◆ **Written instruction**
Locate the word "沃斯Vincy" in the data below, then copy every line that holds it.

◆ **Provided data**
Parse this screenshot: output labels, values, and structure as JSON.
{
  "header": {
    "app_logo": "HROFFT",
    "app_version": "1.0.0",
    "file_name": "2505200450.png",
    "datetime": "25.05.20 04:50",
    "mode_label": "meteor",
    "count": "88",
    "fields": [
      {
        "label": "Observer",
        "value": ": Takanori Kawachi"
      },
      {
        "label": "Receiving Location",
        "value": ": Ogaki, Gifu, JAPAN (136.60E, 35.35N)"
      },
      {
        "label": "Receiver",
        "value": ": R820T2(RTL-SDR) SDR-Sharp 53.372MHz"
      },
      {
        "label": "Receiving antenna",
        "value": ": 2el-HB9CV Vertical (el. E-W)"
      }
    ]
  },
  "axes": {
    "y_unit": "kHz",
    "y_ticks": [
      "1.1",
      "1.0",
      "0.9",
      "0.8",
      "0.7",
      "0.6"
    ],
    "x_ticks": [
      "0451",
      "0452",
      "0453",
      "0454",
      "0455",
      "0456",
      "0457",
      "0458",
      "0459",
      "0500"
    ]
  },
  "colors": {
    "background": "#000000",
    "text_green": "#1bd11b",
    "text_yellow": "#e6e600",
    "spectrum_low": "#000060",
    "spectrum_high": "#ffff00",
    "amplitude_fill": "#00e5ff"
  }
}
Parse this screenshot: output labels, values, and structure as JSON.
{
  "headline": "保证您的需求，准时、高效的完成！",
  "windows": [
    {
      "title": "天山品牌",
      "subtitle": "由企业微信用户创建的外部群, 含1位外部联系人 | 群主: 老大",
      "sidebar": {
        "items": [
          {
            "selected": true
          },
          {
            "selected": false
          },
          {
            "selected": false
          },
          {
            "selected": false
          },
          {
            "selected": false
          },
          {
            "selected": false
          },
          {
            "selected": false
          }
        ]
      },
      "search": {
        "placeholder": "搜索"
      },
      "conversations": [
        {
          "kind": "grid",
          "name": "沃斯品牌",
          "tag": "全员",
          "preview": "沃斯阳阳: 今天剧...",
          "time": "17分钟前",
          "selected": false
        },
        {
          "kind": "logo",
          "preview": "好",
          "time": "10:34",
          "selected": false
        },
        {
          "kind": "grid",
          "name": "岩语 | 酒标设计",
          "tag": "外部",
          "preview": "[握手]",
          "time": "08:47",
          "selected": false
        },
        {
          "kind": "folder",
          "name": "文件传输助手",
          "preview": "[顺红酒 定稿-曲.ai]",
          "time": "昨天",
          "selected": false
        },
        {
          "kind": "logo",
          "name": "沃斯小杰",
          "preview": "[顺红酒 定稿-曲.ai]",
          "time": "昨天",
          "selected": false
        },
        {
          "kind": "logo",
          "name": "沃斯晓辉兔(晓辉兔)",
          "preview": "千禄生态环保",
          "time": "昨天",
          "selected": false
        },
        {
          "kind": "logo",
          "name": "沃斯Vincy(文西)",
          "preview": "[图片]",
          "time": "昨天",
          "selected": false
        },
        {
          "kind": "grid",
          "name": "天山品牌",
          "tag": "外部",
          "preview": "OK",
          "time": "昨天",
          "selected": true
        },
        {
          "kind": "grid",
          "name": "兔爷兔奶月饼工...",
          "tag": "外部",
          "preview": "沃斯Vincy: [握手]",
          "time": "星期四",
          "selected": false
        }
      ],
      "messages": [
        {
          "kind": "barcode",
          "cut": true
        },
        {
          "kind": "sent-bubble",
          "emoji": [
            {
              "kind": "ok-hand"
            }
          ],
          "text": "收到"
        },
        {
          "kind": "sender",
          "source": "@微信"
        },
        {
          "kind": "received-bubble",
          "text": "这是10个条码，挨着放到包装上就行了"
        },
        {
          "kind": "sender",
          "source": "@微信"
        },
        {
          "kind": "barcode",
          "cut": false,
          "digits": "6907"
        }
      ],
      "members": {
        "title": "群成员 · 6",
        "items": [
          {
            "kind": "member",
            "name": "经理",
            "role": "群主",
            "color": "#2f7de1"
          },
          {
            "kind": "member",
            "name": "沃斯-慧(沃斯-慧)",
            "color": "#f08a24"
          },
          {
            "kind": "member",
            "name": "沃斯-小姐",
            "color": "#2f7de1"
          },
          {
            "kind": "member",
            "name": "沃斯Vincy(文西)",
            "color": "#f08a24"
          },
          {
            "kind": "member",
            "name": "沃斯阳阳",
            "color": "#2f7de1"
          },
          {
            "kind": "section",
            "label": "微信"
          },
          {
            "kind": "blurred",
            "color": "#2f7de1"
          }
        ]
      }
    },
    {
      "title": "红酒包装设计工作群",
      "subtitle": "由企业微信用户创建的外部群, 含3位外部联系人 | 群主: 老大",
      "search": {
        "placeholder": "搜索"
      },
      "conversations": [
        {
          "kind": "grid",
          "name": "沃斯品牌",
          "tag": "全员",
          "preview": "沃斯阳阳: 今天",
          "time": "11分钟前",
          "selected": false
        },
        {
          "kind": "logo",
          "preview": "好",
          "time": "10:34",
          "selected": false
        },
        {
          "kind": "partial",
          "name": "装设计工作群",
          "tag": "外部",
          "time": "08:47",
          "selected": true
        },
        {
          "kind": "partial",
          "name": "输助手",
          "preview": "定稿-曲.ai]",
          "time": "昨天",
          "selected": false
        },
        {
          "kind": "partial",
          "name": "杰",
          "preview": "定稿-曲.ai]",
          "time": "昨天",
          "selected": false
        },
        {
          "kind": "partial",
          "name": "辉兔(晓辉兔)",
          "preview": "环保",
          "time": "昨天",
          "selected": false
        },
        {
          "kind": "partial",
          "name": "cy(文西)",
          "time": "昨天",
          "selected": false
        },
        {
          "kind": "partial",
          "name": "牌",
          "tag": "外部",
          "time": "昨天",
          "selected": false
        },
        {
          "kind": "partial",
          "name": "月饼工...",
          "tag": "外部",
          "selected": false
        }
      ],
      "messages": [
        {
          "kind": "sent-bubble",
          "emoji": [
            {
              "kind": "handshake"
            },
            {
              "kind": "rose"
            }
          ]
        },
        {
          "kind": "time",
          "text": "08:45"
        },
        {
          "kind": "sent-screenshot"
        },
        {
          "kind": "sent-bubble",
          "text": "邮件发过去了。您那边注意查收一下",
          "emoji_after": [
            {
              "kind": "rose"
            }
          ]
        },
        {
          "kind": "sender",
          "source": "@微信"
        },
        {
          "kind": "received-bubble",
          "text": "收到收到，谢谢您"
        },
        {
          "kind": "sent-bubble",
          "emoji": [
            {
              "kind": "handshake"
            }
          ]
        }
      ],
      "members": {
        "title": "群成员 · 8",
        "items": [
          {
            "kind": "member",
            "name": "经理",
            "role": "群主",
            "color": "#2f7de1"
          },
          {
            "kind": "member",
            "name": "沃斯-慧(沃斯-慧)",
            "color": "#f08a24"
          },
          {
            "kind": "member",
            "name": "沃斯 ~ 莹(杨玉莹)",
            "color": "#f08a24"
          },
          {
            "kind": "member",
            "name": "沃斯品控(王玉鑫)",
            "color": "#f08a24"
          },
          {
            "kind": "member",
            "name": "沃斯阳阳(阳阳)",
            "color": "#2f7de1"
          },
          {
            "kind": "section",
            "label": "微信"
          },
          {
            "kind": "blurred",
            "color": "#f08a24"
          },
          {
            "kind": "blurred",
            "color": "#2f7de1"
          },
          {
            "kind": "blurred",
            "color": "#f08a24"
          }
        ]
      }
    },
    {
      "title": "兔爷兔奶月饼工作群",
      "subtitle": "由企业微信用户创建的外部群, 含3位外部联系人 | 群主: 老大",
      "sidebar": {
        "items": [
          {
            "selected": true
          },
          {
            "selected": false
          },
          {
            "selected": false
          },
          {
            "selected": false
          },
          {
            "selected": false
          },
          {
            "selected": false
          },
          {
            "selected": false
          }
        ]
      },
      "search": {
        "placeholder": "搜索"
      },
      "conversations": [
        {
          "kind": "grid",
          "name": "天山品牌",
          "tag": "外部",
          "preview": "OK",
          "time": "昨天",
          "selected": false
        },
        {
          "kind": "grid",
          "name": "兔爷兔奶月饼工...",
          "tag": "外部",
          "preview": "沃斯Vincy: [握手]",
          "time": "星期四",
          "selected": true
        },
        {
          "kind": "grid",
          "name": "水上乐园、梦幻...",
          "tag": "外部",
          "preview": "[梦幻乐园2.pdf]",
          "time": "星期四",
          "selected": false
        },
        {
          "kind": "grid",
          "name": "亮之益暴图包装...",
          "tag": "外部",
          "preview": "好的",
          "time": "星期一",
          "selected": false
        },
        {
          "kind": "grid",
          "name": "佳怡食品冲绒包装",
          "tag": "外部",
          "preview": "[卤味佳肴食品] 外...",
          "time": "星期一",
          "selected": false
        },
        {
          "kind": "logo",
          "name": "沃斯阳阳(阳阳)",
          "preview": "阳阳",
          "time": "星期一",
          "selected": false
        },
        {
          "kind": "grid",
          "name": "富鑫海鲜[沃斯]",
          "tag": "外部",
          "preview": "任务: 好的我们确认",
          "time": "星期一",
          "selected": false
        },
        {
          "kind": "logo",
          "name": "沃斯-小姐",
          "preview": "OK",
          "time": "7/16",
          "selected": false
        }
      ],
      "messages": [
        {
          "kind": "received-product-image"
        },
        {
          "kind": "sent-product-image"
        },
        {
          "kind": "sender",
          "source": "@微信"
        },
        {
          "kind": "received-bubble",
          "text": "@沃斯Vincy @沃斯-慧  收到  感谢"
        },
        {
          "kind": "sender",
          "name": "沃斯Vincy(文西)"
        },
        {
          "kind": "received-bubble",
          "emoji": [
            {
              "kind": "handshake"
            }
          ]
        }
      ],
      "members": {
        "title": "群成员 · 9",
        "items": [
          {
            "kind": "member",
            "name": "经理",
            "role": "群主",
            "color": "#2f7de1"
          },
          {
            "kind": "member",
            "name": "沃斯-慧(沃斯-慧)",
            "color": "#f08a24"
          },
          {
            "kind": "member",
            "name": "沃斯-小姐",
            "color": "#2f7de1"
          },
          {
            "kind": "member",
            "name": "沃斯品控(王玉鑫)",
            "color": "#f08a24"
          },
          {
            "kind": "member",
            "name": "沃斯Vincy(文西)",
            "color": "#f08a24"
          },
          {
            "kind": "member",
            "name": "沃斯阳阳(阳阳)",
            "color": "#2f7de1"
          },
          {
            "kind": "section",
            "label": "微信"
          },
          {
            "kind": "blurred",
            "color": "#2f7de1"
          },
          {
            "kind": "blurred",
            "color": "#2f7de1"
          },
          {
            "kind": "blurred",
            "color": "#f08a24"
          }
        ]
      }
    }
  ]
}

◆ **Solution to this exercise**
          "name": "沃斯Vincy(文西)",
          "preview": "沃斯Vincy: [握手]",
            "name": "沃斯Vincy(文西)",
          "preview": "沃斯Vincy: [握手]",
          "text": "@沃斯Vincy @沃斯-慧  收到  感谢"
          "name": "沃斯Vincy(文西)"
            "name": "沃斯Vincy(文西)",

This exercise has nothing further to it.